[begin TASK DATA]

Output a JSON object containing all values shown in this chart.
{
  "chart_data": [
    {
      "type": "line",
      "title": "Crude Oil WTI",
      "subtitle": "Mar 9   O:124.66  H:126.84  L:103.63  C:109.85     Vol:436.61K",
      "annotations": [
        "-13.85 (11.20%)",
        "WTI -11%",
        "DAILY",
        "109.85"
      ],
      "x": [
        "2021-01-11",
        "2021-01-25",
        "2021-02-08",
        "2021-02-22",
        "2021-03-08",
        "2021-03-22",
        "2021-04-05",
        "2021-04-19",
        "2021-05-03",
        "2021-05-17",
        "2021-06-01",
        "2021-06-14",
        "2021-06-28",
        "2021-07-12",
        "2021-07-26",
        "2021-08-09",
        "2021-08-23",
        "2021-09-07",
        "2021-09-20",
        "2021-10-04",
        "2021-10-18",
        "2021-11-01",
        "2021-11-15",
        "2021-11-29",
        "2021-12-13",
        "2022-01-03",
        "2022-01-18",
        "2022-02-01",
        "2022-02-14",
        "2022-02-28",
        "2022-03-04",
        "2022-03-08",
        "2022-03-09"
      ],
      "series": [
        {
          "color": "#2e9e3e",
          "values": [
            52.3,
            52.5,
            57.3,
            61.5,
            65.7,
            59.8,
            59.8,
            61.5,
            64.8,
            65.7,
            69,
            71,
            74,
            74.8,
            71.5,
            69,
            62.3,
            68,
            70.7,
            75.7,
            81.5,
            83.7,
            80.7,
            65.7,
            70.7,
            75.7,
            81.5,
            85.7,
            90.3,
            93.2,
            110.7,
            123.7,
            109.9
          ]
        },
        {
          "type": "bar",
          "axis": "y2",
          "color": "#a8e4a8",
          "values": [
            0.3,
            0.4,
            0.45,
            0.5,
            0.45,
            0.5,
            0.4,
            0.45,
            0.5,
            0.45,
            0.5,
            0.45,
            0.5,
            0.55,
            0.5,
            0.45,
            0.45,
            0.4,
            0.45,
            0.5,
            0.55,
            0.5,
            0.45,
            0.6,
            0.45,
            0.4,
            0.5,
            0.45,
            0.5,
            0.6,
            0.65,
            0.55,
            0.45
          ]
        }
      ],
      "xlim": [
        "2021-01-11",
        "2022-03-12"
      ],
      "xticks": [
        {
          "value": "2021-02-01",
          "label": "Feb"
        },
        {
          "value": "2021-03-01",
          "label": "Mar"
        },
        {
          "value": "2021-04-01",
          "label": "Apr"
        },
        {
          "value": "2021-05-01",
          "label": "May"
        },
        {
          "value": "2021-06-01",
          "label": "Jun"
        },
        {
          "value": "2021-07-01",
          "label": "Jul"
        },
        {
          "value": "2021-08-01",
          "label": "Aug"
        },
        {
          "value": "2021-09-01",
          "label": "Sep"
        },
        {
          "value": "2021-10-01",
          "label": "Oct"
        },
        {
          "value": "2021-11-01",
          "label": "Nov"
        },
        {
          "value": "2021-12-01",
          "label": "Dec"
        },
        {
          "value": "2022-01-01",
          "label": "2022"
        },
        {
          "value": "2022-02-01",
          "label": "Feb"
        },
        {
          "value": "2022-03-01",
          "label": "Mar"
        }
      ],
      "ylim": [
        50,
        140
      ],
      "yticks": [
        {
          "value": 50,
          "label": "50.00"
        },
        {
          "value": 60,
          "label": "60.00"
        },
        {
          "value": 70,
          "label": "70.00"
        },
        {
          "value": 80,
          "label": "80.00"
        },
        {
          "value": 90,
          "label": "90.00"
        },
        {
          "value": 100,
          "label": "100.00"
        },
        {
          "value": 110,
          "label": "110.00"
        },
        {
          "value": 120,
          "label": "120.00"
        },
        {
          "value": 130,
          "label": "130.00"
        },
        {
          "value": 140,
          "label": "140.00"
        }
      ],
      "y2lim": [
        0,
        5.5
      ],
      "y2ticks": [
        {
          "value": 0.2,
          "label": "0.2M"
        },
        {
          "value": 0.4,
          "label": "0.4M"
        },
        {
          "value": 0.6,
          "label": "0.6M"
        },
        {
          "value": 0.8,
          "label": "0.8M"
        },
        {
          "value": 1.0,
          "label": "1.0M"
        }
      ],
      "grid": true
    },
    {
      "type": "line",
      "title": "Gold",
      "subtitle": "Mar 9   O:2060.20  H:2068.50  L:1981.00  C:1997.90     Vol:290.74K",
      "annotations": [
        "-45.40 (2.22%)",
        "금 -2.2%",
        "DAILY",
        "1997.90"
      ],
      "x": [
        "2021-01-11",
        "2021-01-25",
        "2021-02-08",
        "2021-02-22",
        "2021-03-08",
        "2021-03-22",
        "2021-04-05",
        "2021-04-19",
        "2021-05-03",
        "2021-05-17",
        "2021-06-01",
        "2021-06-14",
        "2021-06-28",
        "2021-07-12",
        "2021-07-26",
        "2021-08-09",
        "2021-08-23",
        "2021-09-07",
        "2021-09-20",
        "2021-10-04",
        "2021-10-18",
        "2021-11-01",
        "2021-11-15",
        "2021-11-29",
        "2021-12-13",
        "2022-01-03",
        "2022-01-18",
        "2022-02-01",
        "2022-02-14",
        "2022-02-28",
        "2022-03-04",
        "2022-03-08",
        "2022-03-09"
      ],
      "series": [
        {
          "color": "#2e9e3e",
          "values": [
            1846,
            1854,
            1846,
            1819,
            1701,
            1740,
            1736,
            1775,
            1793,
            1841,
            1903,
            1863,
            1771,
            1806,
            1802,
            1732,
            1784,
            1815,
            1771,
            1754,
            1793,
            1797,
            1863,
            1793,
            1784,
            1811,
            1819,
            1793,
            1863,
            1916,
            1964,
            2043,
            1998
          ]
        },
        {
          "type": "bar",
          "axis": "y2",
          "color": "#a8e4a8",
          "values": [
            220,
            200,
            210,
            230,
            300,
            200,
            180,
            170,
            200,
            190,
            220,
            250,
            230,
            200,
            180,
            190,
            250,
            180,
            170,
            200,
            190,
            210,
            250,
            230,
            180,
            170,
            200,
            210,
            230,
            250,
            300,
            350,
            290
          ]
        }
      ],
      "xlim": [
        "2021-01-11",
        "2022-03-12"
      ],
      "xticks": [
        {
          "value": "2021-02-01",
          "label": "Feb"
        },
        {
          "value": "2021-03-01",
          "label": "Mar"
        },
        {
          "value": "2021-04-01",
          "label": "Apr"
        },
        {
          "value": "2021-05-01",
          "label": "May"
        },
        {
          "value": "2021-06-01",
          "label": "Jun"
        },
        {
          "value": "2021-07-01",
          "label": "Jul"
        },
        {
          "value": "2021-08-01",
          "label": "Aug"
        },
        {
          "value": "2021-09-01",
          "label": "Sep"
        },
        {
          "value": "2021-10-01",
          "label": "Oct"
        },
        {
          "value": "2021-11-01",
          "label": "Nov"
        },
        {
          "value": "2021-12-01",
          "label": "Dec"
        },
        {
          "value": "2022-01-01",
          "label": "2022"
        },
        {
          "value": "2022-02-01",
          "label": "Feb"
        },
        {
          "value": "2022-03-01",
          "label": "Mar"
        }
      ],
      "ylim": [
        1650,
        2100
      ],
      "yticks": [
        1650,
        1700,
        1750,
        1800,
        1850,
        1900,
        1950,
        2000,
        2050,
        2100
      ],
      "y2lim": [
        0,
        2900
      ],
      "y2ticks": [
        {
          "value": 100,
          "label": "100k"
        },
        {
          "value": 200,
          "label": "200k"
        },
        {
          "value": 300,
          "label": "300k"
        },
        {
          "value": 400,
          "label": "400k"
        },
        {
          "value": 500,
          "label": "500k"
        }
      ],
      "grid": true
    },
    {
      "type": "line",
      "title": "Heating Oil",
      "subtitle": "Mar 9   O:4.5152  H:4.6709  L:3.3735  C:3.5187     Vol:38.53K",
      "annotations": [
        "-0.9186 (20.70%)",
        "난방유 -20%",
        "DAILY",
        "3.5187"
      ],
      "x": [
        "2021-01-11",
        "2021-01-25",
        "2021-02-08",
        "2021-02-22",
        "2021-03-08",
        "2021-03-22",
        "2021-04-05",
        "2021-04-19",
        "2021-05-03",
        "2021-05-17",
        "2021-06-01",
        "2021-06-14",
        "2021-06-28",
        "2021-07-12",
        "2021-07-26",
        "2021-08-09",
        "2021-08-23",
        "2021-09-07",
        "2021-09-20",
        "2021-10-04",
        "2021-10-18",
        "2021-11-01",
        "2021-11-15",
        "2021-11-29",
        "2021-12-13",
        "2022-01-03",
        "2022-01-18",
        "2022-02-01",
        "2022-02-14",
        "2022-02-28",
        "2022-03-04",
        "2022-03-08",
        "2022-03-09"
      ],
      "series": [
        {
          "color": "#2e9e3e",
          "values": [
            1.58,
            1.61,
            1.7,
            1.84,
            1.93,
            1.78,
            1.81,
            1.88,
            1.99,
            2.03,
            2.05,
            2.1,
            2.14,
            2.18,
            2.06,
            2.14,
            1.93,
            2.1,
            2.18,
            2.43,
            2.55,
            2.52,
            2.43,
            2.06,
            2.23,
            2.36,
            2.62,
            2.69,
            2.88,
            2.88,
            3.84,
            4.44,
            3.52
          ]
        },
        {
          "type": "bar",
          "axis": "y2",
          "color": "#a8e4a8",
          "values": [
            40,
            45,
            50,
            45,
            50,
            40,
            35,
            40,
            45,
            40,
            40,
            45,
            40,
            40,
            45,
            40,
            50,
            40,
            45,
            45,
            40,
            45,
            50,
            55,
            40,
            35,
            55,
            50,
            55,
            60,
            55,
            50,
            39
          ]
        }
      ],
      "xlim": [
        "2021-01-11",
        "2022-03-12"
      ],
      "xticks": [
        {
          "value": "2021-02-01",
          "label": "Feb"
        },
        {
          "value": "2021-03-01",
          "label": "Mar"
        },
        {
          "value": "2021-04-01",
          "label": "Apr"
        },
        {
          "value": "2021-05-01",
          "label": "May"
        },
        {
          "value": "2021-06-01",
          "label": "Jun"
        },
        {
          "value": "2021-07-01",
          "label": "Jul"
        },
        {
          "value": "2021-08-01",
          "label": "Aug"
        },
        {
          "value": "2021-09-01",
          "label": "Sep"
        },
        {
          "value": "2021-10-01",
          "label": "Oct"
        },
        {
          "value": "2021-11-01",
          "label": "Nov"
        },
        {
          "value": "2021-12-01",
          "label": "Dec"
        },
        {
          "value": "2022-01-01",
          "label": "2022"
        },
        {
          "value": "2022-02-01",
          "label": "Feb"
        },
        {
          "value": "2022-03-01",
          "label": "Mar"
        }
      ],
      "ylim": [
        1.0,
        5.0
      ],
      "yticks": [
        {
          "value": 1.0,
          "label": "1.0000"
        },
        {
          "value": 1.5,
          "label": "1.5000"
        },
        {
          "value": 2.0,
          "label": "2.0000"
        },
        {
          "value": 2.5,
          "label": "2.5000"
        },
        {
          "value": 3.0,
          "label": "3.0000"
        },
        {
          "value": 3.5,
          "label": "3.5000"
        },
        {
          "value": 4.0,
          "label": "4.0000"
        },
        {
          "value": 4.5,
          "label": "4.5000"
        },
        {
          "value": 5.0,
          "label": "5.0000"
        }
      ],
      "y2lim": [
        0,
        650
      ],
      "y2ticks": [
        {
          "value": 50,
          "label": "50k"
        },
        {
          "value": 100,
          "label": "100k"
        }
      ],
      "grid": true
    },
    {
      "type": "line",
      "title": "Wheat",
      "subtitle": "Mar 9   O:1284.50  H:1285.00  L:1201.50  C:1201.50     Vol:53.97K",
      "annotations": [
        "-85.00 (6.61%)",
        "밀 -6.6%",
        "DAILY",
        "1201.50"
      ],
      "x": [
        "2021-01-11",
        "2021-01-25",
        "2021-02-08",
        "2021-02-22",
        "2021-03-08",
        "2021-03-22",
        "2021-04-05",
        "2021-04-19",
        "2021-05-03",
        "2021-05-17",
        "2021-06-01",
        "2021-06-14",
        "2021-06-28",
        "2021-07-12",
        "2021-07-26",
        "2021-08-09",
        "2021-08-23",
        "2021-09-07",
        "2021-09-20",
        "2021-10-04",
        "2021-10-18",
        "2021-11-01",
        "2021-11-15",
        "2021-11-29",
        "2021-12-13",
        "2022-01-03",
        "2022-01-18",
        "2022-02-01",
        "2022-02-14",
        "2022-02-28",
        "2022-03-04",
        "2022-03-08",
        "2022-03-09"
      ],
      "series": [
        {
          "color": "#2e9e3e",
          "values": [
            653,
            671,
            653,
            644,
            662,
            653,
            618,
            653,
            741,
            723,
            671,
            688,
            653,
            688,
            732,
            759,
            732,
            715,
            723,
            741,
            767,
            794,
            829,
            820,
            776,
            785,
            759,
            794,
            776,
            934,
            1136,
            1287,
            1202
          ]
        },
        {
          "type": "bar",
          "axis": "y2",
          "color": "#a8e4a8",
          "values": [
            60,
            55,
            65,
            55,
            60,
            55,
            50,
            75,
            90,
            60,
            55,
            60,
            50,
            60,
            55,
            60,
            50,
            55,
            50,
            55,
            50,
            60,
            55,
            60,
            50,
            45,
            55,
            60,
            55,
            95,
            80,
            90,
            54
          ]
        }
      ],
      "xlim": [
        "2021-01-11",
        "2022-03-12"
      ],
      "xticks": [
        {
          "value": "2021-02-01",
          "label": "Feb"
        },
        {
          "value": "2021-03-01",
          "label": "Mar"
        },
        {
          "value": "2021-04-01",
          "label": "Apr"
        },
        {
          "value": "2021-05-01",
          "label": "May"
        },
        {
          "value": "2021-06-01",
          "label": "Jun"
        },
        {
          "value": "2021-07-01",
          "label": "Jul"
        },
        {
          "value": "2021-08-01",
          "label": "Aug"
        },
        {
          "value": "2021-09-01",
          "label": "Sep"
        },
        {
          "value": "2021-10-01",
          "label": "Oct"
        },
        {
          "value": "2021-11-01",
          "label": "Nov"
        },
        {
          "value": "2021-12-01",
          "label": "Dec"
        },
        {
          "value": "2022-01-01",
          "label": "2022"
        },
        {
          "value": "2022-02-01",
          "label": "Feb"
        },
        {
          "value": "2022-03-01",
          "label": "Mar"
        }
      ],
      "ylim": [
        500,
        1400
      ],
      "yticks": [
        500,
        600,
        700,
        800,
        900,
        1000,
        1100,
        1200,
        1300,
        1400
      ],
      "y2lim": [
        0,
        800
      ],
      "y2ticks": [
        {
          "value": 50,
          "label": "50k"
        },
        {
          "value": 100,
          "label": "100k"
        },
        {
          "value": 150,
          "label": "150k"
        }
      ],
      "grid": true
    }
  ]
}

[end TASK DATA]

** WORK REQUIRED **
Look for lines containing the string "subtitle" and copy them all.

** RESULT OF THIS EXERCISE **
      "subtitle": "Mar 9   O:124.66  H:126.84  L:103.63  C:109.85     Vol:436.61K",
      "subtitle": "Mar 9   O:2060.20  H:2068.50  L:1981.00  C:1997.90     Vol:290.74K",
      "subtitle": "Mar 9   O:4.5152  H:4.6709  L:3.3735  C:3.5187     Vol:38.53K",
      "subtitle": "Mar 9   O:1284.50  H:1285.00  L:1201.50  C:1201.50     Vol:53.97K",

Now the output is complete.